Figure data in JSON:
• • • • •
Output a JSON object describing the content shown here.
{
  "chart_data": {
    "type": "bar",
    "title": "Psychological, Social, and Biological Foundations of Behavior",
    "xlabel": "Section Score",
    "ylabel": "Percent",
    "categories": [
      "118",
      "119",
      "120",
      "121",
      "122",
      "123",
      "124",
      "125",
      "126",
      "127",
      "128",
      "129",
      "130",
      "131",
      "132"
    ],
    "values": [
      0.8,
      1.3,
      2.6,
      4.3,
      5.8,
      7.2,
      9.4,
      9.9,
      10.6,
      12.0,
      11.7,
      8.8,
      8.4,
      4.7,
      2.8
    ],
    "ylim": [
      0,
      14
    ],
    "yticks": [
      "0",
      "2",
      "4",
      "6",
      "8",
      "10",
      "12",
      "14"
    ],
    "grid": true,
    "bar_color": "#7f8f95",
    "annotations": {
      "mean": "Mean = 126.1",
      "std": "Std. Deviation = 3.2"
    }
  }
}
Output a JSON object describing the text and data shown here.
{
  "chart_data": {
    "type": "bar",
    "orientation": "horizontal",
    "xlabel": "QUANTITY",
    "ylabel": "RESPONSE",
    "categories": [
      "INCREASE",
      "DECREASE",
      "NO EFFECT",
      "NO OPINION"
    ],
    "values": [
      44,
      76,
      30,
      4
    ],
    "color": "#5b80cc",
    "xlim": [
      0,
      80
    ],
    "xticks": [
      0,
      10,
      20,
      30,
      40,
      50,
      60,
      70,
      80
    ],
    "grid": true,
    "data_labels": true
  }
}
• • • • •
Given request = Every line holding "Output" should be copied out.

Solved exercise =
Output a JSON object describing the content shown here.
Output a JSON object describing the text and data shown here.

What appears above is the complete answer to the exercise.